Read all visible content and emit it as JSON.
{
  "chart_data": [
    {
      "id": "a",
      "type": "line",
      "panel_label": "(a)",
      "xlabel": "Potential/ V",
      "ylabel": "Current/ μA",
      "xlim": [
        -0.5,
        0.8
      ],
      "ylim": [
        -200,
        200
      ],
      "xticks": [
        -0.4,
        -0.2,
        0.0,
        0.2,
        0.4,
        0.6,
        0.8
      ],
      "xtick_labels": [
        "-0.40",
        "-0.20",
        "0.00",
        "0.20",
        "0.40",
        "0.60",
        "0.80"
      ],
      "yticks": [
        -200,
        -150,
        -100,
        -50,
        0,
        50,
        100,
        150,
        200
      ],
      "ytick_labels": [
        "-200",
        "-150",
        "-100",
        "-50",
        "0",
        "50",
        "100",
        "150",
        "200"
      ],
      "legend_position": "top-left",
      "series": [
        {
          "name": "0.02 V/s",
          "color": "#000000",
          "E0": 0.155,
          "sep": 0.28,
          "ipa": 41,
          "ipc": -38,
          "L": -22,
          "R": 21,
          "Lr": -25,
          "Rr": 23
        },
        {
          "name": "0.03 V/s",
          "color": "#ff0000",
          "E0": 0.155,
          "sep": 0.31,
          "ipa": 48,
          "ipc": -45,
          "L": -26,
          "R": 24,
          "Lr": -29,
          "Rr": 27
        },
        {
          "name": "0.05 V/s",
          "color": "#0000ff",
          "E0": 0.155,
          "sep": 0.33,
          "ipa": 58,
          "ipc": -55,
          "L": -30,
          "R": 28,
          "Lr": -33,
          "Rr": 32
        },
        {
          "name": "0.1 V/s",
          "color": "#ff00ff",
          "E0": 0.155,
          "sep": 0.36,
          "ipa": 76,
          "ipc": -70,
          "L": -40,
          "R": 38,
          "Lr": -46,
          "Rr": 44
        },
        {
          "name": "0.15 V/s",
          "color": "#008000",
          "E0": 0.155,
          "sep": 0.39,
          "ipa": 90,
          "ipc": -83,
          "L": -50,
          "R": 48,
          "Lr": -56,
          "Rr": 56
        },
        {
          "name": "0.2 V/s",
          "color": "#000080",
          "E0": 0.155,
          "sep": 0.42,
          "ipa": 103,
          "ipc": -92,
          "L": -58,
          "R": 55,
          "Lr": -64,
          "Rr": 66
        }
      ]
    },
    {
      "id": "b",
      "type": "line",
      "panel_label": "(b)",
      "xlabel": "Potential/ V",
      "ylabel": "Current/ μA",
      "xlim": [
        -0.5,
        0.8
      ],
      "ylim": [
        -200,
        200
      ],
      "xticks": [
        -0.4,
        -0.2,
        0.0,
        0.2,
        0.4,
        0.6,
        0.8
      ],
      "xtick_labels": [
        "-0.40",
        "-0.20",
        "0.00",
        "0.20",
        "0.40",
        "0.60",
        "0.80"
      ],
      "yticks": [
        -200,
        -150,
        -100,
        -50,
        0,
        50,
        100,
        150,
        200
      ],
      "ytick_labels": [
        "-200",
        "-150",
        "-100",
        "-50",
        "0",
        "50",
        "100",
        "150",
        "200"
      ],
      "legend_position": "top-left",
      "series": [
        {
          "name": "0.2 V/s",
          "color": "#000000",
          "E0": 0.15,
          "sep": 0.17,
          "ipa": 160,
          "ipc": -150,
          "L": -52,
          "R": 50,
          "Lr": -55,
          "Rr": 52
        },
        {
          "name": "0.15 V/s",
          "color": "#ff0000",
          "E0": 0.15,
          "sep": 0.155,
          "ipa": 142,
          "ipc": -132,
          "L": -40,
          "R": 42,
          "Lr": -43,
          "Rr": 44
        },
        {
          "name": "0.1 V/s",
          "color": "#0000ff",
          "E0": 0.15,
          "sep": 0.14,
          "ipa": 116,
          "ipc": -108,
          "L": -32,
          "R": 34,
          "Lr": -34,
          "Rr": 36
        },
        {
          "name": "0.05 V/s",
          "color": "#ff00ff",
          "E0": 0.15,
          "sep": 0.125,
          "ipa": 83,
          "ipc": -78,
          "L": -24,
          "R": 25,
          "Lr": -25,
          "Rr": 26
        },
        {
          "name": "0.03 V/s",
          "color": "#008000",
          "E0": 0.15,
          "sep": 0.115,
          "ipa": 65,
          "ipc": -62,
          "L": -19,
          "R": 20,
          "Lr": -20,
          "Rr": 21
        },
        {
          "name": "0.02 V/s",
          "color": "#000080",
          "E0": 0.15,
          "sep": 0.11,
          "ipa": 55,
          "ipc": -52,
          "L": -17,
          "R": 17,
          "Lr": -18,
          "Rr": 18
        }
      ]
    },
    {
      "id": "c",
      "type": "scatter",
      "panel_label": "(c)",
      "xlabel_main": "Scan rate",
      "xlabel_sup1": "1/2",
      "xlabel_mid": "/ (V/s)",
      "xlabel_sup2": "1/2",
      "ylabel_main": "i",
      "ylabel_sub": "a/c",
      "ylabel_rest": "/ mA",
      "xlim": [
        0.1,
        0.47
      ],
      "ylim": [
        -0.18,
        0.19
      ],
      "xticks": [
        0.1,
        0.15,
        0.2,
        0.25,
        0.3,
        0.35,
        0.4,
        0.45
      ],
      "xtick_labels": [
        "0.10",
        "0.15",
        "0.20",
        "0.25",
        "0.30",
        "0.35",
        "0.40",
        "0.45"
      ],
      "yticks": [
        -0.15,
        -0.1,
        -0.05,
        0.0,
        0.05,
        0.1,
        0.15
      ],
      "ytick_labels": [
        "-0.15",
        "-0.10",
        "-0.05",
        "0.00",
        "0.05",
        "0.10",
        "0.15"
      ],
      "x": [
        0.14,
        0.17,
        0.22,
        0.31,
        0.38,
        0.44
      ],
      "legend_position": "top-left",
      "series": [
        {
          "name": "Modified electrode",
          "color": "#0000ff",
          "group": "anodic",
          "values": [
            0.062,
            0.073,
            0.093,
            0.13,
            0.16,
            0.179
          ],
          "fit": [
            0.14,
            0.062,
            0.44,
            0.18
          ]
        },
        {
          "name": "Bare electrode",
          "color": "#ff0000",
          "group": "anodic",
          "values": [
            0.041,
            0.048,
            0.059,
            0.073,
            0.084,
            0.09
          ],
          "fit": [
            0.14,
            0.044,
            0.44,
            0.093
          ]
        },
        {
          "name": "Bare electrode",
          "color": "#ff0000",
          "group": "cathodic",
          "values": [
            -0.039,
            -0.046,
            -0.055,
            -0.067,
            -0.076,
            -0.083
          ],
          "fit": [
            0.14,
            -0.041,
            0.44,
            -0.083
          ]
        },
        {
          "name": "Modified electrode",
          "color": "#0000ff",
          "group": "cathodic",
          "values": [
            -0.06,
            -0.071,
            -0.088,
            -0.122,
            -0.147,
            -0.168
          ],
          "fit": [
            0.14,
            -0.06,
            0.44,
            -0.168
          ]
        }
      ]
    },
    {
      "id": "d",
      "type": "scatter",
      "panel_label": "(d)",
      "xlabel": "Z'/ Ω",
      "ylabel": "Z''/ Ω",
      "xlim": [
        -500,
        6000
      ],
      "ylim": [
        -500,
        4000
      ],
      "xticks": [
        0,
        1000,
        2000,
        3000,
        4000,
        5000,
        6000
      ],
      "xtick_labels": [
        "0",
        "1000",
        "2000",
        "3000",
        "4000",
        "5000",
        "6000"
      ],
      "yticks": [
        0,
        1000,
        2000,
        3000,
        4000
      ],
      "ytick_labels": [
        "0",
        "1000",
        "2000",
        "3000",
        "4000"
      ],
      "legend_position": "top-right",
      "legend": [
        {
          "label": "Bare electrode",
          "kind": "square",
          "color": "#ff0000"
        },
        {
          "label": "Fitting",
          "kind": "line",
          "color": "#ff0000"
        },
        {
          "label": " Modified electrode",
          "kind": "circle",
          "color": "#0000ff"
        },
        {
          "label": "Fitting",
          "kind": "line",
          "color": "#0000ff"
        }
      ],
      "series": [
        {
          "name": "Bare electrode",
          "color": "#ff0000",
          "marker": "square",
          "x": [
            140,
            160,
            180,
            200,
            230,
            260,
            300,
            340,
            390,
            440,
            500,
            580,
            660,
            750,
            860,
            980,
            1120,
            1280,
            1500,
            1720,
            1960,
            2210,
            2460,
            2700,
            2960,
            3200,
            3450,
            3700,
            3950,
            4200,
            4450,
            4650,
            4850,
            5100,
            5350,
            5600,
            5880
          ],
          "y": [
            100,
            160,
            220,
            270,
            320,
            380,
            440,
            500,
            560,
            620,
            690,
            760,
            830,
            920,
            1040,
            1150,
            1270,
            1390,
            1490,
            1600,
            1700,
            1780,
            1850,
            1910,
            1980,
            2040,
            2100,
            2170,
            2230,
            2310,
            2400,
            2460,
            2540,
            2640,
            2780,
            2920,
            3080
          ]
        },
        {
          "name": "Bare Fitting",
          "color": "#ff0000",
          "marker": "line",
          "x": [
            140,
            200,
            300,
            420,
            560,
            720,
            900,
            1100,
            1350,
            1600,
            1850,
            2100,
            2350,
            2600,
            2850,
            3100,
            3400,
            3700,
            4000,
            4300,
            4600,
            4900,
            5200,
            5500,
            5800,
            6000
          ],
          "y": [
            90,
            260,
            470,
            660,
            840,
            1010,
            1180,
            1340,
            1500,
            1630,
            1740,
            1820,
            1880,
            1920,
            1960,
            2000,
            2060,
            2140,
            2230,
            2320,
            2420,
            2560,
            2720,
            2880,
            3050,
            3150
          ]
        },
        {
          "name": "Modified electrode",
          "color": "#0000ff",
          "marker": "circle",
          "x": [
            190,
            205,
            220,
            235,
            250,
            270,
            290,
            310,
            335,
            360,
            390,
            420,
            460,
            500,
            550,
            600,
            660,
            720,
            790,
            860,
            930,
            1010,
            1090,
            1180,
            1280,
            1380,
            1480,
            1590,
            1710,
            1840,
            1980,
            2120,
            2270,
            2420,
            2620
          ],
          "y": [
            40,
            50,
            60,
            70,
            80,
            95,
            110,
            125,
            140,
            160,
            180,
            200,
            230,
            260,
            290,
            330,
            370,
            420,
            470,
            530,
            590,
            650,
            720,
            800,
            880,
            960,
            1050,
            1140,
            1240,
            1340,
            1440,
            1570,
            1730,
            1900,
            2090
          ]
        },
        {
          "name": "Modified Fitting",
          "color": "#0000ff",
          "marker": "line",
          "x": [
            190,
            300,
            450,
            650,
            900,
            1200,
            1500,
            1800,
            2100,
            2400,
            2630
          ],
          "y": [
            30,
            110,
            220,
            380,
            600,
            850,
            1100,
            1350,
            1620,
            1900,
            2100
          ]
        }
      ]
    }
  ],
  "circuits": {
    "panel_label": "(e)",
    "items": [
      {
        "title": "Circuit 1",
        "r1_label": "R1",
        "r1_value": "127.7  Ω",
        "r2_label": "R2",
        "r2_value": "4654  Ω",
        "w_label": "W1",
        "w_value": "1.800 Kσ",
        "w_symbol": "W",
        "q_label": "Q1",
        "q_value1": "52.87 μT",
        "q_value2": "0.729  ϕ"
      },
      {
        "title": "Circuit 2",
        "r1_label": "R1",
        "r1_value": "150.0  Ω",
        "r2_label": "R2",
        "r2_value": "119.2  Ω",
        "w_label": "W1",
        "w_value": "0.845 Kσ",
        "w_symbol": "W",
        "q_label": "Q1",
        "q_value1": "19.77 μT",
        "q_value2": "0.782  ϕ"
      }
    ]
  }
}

## CHALLENGE
Only lines that contain the word "Fitting" are wanted; copy each of them.

## FINISHED ANSWER
          "label": "Fitting",
          "label": "Fitting",
          "name": "Bare Fitting",
          "name": "Modified Fitting",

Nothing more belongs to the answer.